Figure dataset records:
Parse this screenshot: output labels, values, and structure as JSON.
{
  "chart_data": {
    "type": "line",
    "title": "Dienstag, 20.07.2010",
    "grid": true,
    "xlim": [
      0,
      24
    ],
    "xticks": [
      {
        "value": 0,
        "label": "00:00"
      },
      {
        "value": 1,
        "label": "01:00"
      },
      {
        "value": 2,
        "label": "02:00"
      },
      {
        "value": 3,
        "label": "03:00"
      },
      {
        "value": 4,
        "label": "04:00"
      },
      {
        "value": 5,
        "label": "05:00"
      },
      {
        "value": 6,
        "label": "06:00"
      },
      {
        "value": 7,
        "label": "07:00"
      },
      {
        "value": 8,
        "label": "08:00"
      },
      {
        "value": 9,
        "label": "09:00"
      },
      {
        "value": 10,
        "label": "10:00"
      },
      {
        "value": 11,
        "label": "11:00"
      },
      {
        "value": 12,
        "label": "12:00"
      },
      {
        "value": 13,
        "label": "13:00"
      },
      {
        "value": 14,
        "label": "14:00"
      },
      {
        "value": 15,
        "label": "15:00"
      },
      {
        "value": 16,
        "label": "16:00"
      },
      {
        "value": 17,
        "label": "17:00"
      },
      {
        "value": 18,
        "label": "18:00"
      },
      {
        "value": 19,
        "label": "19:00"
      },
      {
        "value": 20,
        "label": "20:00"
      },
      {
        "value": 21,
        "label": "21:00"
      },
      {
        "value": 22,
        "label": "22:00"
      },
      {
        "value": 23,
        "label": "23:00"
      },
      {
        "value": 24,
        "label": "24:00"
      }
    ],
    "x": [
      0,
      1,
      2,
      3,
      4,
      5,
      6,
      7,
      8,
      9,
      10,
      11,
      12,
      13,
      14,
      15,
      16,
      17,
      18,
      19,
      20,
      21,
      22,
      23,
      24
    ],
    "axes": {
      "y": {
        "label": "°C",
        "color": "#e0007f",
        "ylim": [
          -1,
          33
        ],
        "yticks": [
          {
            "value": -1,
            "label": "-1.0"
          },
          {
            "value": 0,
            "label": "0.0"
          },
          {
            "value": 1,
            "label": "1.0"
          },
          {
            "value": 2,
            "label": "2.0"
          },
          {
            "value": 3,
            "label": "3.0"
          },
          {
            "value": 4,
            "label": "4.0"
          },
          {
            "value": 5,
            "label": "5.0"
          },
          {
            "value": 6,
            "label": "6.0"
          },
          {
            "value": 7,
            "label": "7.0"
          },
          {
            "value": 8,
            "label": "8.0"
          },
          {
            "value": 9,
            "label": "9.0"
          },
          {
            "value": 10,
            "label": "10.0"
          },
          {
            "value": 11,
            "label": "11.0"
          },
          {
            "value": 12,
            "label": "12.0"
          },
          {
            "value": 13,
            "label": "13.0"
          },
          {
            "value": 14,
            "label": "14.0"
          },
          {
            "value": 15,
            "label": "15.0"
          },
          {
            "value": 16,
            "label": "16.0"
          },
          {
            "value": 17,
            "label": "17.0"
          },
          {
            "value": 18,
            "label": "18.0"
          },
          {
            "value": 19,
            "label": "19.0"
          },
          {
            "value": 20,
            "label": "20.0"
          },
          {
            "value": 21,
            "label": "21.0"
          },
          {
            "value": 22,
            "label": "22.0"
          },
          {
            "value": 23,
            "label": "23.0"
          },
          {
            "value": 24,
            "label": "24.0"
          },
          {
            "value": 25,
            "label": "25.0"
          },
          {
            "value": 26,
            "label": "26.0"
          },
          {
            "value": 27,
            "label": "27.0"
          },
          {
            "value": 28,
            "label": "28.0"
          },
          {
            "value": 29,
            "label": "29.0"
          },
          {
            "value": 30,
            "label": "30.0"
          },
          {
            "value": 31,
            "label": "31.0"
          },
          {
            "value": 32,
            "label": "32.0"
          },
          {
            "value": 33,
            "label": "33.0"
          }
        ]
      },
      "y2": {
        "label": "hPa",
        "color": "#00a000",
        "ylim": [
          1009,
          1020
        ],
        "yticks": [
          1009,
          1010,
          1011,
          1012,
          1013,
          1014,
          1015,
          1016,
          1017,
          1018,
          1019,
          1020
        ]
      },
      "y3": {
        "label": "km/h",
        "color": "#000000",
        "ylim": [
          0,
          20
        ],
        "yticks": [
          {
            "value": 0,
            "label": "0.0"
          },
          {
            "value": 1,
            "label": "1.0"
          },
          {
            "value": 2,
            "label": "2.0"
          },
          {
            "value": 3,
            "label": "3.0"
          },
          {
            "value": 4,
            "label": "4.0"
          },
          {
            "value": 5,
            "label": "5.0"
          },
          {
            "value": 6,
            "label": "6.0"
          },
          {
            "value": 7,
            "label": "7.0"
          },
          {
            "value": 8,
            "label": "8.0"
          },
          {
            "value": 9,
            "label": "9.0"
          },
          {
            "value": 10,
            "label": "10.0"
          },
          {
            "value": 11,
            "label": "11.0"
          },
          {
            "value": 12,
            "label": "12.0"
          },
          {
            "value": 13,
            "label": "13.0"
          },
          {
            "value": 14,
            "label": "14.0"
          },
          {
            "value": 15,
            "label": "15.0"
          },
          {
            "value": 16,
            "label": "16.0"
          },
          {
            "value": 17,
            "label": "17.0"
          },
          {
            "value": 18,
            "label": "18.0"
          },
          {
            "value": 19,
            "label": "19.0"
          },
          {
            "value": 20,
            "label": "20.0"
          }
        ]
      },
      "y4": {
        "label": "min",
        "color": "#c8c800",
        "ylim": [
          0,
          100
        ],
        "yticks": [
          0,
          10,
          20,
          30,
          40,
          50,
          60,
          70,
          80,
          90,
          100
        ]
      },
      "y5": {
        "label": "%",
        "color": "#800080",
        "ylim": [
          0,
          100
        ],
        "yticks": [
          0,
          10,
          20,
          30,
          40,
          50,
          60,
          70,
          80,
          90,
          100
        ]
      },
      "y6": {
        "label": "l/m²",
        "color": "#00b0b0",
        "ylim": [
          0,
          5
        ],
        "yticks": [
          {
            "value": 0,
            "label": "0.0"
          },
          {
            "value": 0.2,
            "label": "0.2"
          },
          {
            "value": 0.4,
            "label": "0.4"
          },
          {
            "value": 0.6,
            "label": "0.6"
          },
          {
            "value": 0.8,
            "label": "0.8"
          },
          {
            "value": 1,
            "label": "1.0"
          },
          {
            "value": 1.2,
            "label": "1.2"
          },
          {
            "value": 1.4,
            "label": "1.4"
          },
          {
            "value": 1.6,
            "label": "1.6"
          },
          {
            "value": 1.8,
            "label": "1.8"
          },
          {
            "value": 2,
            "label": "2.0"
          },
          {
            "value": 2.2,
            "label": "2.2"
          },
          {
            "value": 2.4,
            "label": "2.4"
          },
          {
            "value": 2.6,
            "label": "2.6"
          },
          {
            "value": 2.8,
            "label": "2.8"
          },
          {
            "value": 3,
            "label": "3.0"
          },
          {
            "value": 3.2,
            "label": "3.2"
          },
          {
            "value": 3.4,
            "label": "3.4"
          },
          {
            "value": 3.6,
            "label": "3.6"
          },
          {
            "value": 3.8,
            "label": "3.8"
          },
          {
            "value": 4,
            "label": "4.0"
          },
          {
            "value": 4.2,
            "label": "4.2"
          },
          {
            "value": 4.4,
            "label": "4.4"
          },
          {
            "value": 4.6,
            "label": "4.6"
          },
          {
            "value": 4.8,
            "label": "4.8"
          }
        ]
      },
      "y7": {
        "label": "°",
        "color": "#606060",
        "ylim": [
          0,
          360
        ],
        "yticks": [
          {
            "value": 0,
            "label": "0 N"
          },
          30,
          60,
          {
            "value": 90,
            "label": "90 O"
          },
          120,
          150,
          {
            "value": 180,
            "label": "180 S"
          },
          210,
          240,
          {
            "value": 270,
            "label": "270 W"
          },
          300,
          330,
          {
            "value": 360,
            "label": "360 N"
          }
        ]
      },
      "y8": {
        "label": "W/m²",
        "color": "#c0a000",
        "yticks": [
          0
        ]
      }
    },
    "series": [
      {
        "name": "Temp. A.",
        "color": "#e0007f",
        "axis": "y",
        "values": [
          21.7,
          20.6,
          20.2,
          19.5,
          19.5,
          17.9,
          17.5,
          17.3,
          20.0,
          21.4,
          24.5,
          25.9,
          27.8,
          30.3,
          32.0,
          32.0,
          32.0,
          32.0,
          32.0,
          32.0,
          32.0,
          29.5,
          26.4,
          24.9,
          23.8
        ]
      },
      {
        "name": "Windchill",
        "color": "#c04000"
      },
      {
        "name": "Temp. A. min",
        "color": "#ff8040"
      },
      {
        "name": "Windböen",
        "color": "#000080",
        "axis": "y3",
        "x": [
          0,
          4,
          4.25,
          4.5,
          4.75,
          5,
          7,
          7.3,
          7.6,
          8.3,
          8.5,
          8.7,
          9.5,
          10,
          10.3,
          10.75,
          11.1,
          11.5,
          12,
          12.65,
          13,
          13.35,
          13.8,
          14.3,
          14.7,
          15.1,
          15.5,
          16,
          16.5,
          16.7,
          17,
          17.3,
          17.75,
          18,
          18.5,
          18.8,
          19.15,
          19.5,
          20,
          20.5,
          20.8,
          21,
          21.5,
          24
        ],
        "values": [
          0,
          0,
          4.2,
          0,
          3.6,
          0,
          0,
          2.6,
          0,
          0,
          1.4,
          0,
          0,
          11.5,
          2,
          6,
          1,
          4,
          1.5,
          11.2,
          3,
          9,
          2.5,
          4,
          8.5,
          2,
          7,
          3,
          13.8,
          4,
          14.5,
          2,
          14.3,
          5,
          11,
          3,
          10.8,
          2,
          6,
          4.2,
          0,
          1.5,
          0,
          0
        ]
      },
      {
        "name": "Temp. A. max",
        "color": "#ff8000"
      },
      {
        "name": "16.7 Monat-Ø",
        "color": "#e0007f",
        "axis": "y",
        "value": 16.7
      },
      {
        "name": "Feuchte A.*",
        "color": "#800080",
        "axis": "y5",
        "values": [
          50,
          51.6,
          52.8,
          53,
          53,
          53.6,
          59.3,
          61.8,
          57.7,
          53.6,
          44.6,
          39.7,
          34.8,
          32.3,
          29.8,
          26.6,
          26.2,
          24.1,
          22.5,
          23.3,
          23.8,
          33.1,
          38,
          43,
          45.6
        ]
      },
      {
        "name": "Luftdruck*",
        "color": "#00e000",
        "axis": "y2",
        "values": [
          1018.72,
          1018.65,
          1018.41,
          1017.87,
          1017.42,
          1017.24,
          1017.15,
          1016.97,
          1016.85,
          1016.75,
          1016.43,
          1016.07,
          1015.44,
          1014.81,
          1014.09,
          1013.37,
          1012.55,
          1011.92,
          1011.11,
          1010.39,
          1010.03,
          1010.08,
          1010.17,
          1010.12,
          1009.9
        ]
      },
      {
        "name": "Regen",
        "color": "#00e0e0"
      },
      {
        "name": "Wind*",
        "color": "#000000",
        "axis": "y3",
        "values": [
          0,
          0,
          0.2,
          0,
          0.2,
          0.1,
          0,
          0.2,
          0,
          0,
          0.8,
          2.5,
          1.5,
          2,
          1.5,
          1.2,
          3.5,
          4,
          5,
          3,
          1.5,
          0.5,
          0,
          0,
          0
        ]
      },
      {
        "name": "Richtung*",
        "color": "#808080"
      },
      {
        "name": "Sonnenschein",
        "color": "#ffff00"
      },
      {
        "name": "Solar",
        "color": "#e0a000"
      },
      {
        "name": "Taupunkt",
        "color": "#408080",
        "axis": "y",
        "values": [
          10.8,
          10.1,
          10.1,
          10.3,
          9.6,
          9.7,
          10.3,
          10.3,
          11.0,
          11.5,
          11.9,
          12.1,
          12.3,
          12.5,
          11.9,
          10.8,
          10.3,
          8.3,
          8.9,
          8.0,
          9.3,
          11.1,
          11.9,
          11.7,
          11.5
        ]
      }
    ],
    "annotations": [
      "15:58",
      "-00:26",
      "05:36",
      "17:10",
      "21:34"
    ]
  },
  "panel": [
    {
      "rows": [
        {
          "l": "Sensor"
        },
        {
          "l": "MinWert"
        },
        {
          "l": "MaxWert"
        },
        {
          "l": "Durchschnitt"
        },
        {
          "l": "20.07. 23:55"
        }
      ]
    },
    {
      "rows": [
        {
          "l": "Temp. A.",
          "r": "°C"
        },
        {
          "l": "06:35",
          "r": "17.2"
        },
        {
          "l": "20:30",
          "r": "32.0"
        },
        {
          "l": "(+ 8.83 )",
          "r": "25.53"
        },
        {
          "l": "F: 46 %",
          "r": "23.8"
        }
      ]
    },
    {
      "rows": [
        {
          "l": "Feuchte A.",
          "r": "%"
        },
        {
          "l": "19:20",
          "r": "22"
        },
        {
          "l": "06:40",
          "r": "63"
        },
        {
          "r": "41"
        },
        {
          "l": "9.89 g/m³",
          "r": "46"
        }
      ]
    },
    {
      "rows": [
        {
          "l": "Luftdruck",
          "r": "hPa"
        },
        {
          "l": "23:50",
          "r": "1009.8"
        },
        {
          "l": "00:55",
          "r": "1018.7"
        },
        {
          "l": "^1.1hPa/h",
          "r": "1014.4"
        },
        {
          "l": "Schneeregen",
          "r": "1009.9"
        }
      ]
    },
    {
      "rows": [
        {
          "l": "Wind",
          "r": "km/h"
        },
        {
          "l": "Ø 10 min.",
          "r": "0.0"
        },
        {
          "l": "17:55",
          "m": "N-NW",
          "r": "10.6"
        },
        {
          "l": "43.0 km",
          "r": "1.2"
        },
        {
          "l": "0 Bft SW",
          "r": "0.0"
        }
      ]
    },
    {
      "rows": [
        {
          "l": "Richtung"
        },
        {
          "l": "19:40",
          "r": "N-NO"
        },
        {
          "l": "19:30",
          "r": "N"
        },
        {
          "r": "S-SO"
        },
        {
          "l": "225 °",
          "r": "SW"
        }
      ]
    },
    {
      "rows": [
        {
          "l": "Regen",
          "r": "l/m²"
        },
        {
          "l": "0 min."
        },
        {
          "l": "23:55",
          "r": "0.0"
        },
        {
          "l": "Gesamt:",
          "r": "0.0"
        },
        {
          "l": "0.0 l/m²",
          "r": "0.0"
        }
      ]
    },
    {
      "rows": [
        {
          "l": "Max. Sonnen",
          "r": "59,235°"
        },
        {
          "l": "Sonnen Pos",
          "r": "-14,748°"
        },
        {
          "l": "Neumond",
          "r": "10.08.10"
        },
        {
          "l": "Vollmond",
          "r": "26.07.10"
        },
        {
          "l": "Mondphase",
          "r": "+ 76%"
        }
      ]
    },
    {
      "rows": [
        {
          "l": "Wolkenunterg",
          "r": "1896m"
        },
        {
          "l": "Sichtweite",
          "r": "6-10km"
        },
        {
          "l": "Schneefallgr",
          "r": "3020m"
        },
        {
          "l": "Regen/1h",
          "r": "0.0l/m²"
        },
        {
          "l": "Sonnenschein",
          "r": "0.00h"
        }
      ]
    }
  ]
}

§ Written instruction: Going through the entries above, report how many lines include the string "Temp". The number alone is the answer.

§ The completed task: 4